Where a line contains the word "value", copy that line.
************
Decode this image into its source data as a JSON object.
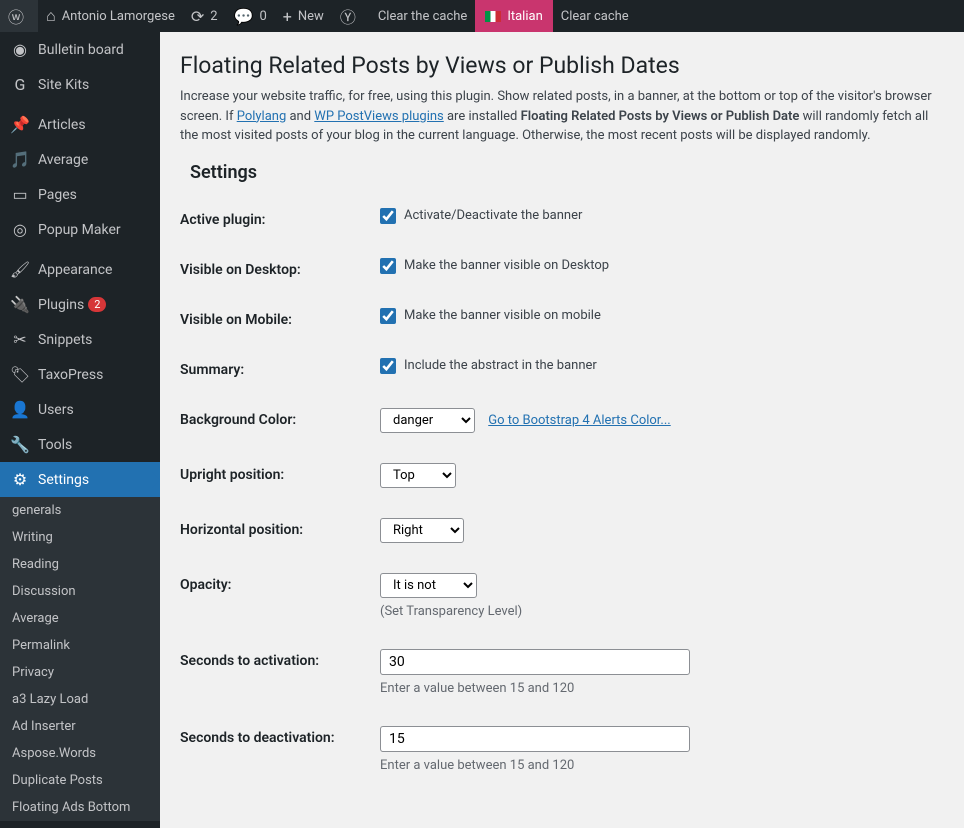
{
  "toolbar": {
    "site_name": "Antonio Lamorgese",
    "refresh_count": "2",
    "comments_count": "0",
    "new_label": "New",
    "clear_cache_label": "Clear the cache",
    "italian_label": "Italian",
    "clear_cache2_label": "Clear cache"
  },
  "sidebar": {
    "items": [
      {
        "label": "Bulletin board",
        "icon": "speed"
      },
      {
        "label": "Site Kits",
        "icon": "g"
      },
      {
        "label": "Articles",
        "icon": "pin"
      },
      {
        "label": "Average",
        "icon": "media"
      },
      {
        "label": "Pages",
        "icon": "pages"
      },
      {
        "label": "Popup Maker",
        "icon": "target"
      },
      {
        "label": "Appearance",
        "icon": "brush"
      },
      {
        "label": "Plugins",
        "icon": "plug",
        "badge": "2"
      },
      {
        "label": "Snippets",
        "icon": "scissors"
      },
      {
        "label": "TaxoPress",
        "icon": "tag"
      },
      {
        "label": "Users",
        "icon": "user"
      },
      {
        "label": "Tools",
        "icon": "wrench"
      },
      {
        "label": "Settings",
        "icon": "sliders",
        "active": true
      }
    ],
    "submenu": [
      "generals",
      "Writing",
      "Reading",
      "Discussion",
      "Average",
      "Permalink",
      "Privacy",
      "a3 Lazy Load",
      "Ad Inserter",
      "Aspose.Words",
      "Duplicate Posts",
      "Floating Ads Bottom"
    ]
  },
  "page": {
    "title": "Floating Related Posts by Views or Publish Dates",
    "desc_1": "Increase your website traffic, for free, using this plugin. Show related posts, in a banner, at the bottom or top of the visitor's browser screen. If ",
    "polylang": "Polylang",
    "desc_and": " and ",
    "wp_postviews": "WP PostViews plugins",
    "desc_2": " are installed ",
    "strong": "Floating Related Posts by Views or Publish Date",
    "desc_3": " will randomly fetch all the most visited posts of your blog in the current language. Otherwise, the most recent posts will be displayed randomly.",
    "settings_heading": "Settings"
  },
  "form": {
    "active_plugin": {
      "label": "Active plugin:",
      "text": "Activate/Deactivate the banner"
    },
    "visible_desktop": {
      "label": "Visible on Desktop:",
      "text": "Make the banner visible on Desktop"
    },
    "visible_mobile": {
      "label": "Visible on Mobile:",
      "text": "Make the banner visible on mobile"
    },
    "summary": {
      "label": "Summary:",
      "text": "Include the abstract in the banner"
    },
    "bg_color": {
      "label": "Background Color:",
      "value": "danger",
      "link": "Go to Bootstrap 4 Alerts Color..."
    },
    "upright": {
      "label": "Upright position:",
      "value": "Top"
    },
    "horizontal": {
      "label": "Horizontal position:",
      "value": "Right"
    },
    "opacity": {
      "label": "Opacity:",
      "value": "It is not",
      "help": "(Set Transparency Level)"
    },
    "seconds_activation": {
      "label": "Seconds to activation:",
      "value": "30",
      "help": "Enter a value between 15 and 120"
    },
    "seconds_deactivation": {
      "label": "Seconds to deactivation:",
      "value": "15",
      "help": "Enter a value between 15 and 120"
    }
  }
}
************
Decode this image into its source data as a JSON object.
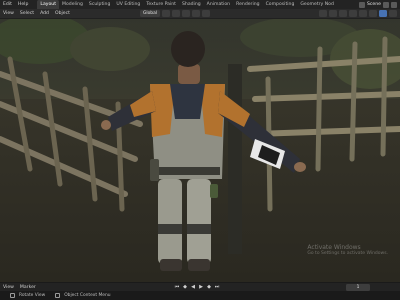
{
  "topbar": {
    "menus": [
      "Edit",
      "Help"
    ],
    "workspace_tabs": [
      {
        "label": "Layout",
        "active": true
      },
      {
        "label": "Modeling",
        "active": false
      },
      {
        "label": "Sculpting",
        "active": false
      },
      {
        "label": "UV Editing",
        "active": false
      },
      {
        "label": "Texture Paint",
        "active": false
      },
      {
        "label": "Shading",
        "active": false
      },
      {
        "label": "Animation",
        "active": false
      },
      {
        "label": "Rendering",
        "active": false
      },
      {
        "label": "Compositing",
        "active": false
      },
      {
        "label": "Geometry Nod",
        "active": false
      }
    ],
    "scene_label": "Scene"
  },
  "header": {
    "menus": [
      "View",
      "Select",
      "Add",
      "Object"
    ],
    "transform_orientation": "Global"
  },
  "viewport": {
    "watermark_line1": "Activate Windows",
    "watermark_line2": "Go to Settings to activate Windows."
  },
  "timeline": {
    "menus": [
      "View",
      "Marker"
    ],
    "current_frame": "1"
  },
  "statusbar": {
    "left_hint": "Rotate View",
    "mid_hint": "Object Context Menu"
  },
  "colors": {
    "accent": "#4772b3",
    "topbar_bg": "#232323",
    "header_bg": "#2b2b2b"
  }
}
************
*Complete output*:
      "value": "danger",
      "value": "Top"
      "value": "Right"
      "value": "It is not",
      "value": "30",
      "help": "Enter a value between 15 and 120"
      "value": "15",
      "help": "Enter a value between 15 and 120"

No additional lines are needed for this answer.